Records

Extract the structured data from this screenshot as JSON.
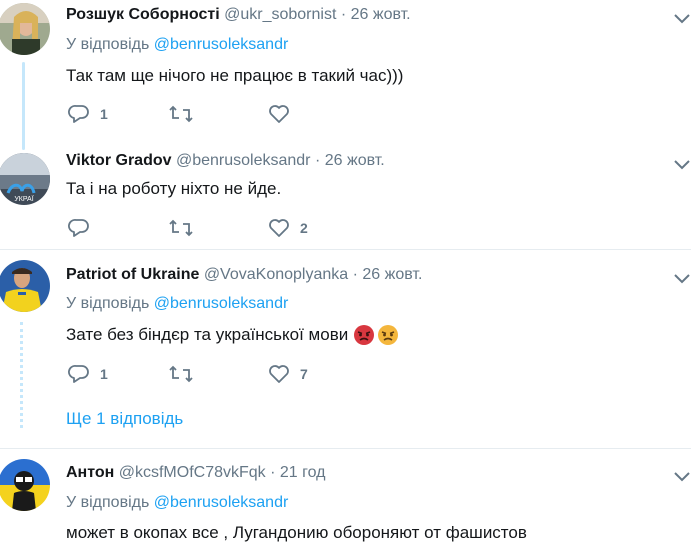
{
  "tweets": [
    {
      "name": "Розшук Соборності",
      "handle": "@ukr_sobornist",
      "dot": "·",
      "time": "26 жовт.",
      "reply_prefix": "У відповідь",
      "reply_to": "@benrusoleksandr",
      "text": "Так там ще нічого не працює в такий час)))",
      "replies": "1",
      "likes": ""
    },
    {
      "name": "Viktor Gradov",
      "handle": "@benrusoleksandr",
      "dot": "·",
      "time": "26 жовт.",
      "text": "Та і на роботу ніхто не йде.",
      "replies": "",
      "likes": "2"
    },
    {
      "name": "Patriot of Ukraine",
      "handle": "@VovaKonoplyanka",
      "dot": "·",
      "time": "26 жовт.",
      "reply_prefix": "У відповідь",
      "reply_to": "@benrusoleksandr",
      "text": "Зате без біндєр та української мови",
      "replies": "1",
      "likes": "7",
      "show_replies": "Ще 1 відповідь"
    },
    {
      "name": "Антон",
      "handle": "@kcsfMOfC78vkFqk",
      "dot": "·",
      "time": "21 год",
      "reply_prefix": "У відповідь",
      "reply_to": "@benrusoleksandr",
      "text": "может в окопах все , Лугандонию обороняют от фашистов"
    }
  ],
  "colors": {
    "accent": "#1da1f2",
    "muted": "#657786",
    "thread": "#c5e7fb"
  }
}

# YOUR GOAL:
Pictures are to be left out; repeat all the remaining data exactly.

# RIGHT ANSWER:
Extract the structured data from this screenshot as JSON.
{
  "tweets": [
    {
      "name": "Розшук Соборності",
      "handle": "@ukr_sobornist",
      "dot": "·",
      "time": "26 жовт.",
      "reply_prefix": "У відповідь",
      "reply_to": "@benrusoleksandr",
      "text": "Так там ще нічого не працює в такий час)))",
      "replies": "1",
      "likes": ""
    },
    {
      "name": "Viktor Gradov",
      "handle": "@benrusoleksandr",
      "dot": "·",
      "time": "26 жовт.",
      "text": "Та і на роботу ніхто не йде.",
      "replies": "",
      "likes": "2"
    },
    {
      "name": "Patriot of Ukraine",
      "handle": "@VovaKonoplyanka",
      "dot": "·",
      "time": "26 жовт.",
      "reply_prefix": "У відповідь",
      "reply_to": "@benrusoleksandr",
      "text": "Зате без біндєр та української мови",
      "replies": "1",
      "likes": "7",
      "show_replies": "Ще 1 відповідь"
    },
    {
      "name": "Антон",
      "handle": "@kcsfMOfC78vkFqk",
      "dot": "·",
      "time": "21 год",
      "reply_prefix": "У відповідь",
      "reply_to": "@benrusoleksandr",
      "text": "может в окопах все , Лугандонию обороняют от фашистов"
    }
  ],
  "colors": {
    "accent": "#1da1f2",
    "muted": "#657786",
    "thread": "#c5e7fb"
  }
}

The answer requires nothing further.